Skip to content

Managing unbound.conf for additional performance and security #543

Open
@feld

Description

@feld

Currently we do not manage any unbound configuration but we can gain some performance and security benefits by doing so. I suggest we create a config such as /etc/unbound/unbound.conf.d/unbound.conf with the following contents:

server:
  hide-version: yes
  hide-identity: yes
  use-caps-for-id: yes
  prefetch: yes
  prefetch-key: yes
  harden-dnssec-stripped: no
  aggressive-nsec: yes
  serve-expired: yes
  serve-expired-reply-ttl: 30
  serve-expired-ttl: 86400
  serve-expired-ttl-reset: yes
  serve-expired-client-timeout: 1800
  qname-minimisation-strict: no
  extended-statistics: no
  log-queries: no
  log-replies: no
  log-tag-queryreply: no
  log-servfail: no
  log-local-actions: no
  verbosity: 1
  msg-cache-size: 50m
  rrset-cache-size: 100m
  outgoing-num-tcp: 10
  incoming-num-tcp: 10
  num-queries-per-thread: 4096
  outgoing-range: 8192
  jostle-timeout: 200
  infra-host-ttl: 120
  infra-keep-probing: yes
  infra-cache-numhosts: 10000
  val-log-level: 0
  • hide-version, hide-identity, and use-caps-for-id provide some anonymity benefits

  • harden-dnssec-stripped attempts to detect if DNSSEC was stripped from a response if the domain was listed in the trust anchors but a plain respose was returned. I have not enabled this, but it's worth considering.

* _Given information_:
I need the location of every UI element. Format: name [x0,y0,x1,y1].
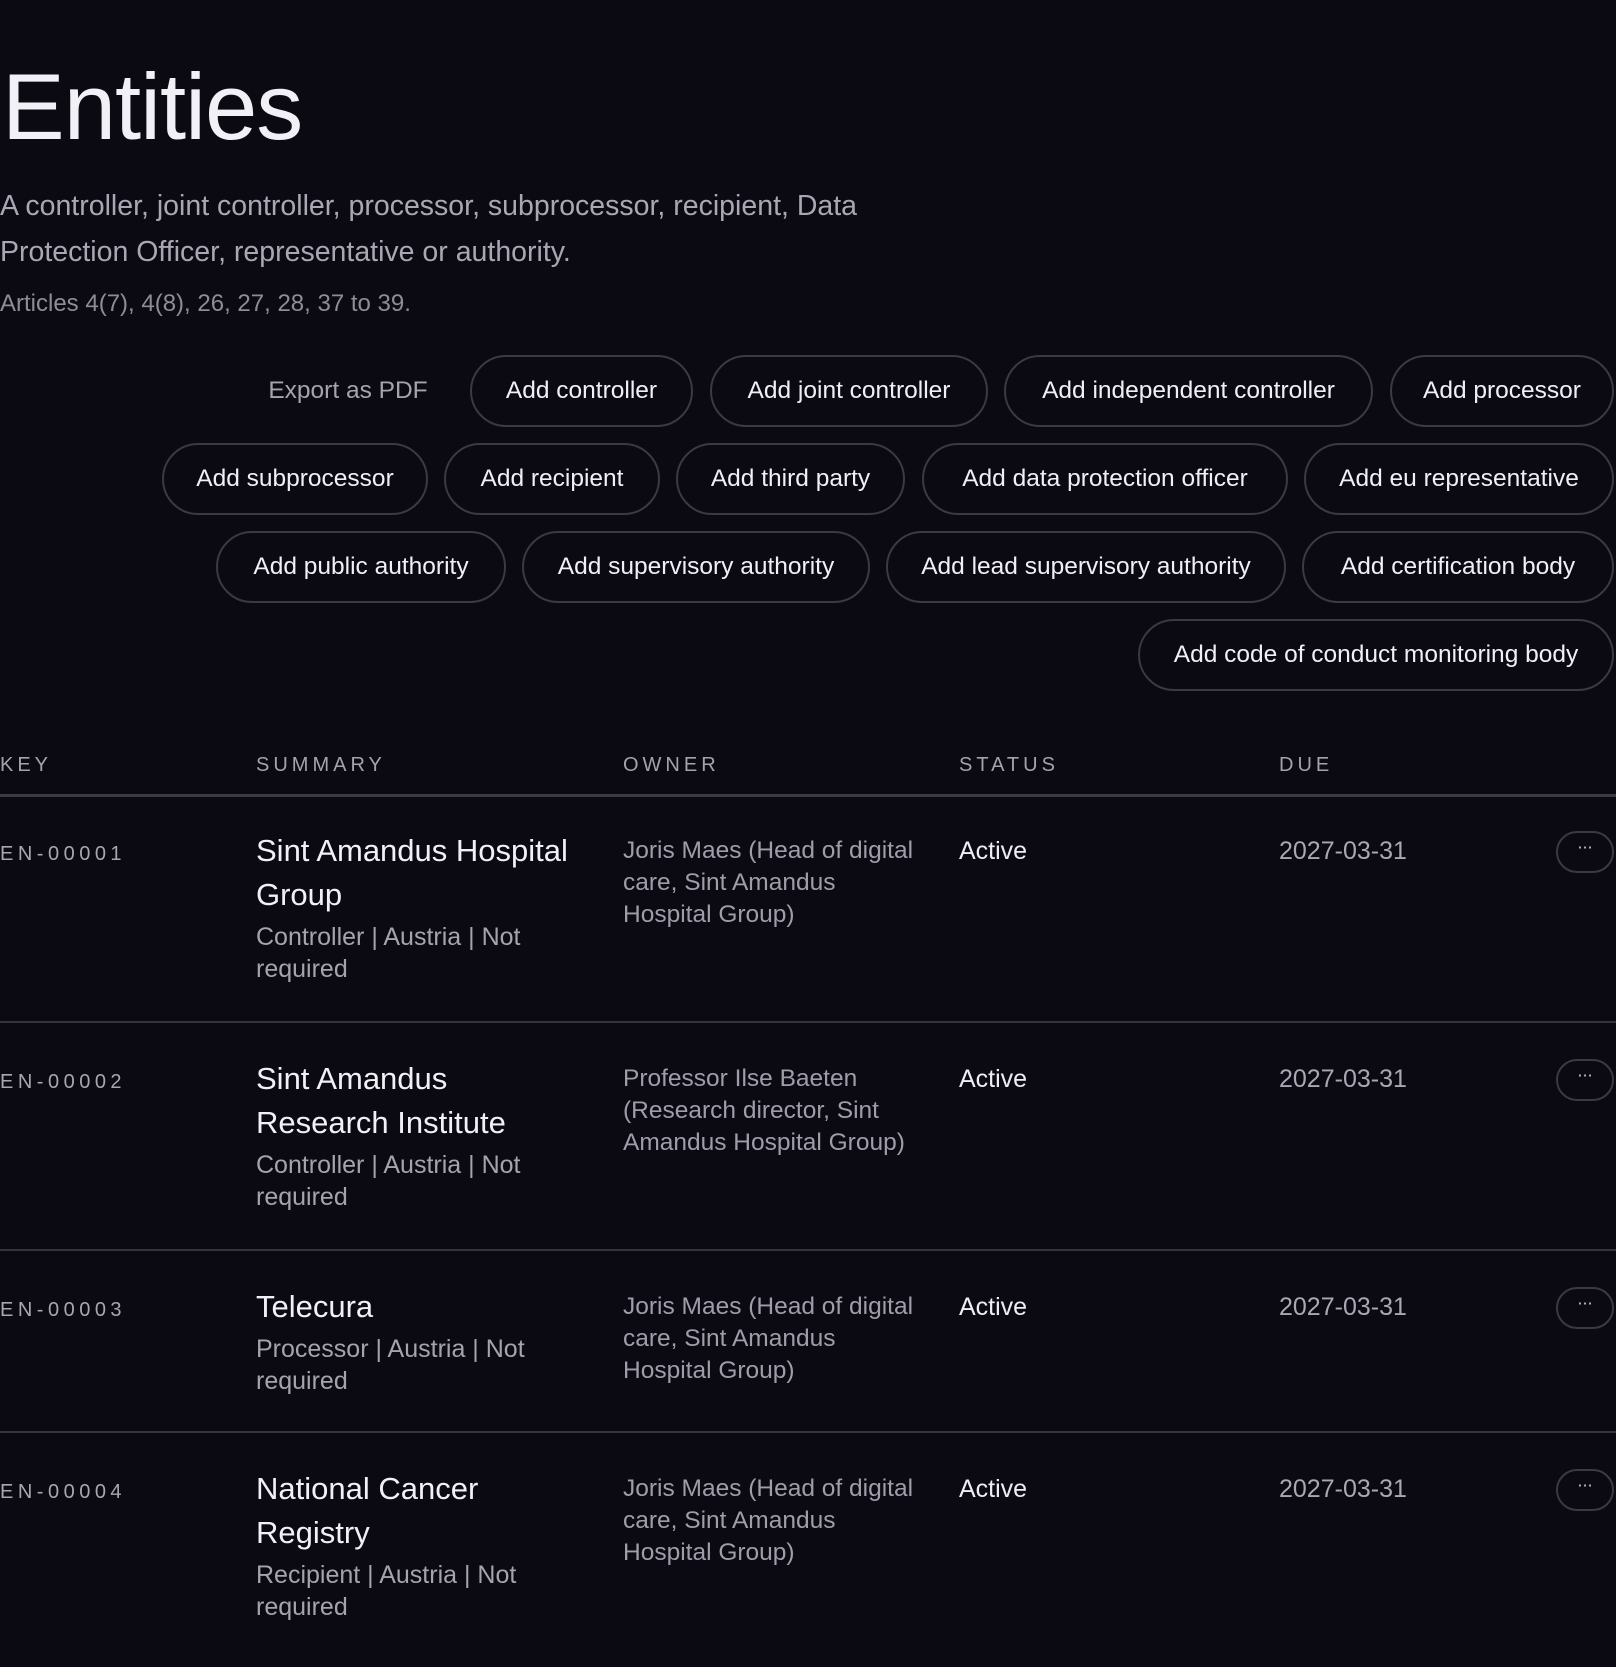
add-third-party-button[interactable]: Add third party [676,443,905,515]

* _Exercise tasks_:
**A)** Based on the unbound configuration issue, explain why it proposes that unbound configuration be managed.
**B)** In the unbound configuration issue, name every option in the proposed config whose name begins with "log-".
**C)** Go on with the unbound configuration issue from its last sentence.
The lines have nothing to do with the unbound configuration issue.

* _Task results_:
**A)** No unbound configuration is managed at present. The issue says that managing it would bring some performance and security benefits.

**B)** log-queries, log-replies, log-tag-queryreply, log-servfail, log-local-actions

**C)**
  • aggressive-nsec is both a DNSSEC performance and security improvement 1

  • prefetch and prefetch-key will keep the the cache warm by automatically fetching DNS records for expiring entires in the cache. This could speed up deliveries by tens to hundreds of milliseconds to servers that have not been communicated with recently (e.g., if their TTL is 3600 / 1 hour and it has been longer than that since the last time you send a message.)

  • serve-expired and friends is useful for NS outages and if there is censorship of a domain. Values could be tweaked to be more aggressive.

  • infra-keep-probing and infra-host-ttl is very useful when there are DNS propagation issues or a misconfiguration. If someone launches a new server and DNS didn't propagate yet but you try to send them a message you'll probably get a negative cache entry and have to wait the default 15 minutes (900) before the record can be resolved. The infra-host-ttl will drop the waiting period to that value. The infra-host cache holds the lameness, EDNS, and roundtrip latency information.

Some of the other values like the cache sizes could probably be adjusted down as mine are rather large.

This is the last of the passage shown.